• _Work to be completed_
Copy the data below verbatim, from the start through the line containing "x-tick-label: 20h xyxy=(627,723,665,747)".

╭─ Material supplied

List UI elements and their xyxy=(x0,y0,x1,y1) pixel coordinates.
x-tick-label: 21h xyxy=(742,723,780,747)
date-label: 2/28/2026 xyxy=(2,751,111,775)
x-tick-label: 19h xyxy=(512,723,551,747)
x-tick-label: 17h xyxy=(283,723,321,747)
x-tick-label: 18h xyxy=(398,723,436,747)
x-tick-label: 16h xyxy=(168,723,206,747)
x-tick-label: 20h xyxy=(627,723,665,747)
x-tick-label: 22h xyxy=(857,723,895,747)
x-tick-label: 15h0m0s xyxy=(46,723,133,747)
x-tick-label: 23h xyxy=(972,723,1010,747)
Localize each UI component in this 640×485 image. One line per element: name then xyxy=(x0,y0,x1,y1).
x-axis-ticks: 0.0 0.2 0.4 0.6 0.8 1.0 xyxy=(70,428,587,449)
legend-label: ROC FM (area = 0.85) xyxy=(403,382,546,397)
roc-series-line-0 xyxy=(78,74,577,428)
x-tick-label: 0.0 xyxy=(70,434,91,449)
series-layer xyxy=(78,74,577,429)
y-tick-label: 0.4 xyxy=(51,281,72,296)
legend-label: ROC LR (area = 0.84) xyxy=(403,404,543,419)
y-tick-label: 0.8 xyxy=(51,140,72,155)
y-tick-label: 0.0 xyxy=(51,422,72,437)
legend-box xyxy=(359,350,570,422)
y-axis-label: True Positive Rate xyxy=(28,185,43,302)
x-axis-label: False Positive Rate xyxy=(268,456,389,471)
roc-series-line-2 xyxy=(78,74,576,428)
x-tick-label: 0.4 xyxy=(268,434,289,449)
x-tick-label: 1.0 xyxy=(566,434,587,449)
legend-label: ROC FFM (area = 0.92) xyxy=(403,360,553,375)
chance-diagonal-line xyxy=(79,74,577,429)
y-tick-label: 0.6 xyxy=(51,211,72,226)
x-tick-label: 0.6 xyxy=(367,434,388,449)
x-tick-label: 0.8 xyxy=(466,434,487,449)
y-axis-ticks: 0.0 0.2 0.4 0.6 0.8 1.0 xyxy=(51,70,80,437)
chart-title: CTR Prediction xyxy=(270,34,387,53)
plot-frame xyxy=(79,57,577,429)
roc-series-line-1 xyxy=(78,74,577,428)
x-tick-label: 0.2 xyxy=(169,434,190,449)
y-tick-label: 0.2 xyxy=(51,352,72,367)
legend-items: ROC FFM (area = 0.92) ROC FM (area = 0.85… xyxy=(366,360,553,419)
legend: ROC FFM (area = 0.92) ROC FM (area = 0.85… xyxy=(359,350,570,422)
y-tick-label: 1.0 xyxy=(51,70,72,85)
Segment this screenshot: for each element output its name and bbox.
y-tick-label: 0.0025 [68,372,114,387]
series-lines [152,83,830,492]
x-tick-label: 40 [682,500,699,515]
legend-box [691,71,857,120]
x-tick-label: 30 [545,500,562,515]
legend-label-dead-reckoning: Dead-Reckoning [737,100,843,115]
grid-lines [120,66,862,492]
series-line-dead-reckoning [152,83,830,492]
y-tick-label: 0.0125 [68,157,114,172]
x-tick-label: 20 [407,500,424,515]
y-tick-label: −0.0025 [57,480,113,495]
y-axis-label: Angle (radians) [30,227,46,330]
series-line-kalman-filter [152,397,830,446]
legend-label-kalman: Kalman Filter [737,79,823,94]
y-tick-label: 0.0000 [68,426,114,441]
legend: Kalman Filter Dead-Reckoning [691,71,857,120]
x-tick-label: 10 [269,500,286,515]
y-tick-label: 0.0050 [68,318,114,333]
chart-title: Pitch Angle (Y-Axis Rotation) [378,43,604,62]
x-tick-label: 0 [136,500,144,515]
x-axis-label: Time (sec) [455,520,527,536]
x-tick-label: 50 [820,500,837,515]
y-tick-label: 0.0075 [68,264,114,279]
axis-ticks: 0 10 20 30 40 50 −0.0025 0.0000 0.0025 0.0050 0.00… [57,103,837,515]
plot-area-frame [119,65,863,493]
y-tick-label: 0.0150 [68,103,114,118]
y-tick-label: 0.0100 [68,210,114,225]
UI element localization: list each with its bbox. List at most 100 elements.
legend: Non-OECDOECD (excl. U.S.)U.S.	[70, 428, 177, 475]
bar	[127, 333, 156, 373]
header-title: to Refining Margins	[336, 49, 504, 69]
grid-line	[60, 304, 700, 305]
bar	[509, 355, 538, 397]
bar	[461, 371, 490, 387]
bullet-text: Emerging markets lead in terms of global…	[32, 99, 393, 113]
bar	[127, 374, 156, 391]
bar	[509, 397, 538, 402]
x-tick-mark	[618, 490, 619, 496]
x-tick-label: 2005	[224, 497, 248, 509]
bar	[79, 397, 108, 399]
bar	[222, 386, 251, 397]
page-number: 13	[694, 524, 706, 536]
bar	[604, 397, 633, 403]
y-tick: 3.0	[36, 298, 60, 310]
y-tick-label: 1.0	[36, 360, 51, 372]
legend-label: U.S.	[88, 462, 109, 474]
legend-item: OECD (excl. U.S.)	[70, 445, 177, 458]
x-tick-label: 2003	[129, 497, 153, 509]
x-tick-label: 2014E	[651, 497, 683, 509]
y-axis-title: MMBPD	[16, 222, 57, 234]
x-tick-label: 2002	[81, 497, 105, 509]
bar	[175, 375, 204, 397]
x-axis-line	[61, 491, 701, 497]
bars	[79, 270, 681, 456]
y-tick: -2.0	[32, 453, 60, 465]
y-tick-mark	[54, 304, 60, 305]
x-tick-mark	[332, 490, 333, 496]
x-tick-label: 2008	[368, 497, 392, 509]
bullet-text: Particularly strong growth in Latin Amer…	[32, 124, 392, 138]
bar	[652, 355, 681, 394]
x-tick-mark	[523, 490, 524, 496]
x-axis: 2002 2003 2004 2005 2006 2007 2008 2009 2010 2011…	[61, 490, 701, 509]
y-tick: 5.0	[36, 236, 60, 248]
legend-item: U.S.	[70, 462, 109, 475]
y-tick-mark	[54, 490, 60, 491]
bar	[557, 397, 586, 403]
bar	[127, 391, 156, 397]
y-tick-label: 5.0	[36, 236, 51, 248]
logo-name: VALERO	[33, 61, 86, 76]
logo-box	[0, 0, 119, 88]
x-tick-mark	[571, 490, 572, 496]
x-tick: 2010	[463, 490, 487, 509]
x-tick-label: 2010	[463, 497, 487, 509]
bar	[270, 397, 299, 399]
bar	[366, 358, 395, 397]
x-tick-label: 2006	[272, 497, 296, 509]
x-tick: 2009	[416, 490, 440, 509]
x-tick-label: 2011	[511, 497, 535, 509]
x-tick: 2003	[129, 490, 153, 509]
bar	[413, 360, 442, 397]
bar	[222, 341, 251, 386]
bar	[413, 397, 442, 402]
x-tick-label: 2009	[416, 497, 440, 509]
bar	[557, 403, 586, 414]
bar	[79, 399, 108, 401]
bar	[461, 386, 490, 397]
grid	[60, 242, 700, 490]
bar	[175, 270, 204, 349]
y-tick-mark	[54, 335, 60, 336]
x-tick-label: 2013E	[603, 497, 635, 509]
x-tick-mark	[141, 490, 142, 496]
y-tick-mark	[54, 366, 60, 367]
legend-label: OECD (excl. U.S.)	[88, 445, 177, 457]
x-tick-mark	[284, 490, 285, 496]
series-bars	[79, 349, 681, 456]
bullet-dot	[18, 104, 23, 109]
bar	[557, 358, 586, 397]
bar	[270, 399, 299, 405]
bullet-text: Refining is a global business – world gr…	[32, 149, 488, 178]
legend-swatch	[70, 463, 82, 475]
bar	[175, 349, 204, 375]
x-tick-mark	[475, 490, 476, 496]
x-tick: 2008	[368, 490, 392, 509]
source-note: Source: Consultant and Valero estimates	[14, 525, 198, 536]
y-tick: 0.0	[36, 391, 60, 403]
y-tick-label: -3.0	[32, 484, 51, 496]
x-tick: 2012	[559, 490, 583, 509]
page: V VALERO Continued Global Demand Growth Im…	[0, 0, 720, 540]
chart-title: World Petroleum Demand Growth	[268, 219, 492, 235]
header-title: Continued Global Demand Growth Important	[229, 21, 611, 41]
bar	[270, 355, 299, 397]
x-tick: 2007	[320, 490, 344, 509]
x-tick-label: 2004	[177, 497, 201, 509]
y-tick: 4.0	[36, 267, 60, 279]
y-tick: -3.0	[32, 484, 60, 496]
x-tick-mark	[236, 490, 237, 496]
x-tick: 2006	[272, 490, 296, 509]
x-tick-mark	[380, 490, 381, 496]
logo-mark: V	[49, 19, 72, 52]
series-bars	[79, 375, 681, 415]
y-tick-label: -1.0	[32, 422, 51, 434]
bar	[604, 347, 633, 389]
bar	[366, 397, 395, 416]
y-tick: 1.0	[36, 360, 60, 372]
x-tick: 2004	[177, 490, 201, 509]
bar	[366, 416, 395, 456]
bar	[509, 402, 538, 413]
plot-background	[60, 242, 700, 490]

╰─

• _Full response_
List UI elements and their xyxy=(x0,y0,x1,y1) pixel coordinates.
x-tick-label: 21h xyxy=(742,723,780,747)
date-label: 2/28/2026 xyxy=(2,751,111,775)
x-tick-label: 19h xyxy=(512,723,551,747)
x-tick-label: 17h xyxy=(283,723,321,747)
x-tick-label: 18h xyxy=(398,723,436,747)
x-tick-label: 16h xyxy=(168,723,206,747)
x-tick-label: 20h xyxy=(627,723,665,747)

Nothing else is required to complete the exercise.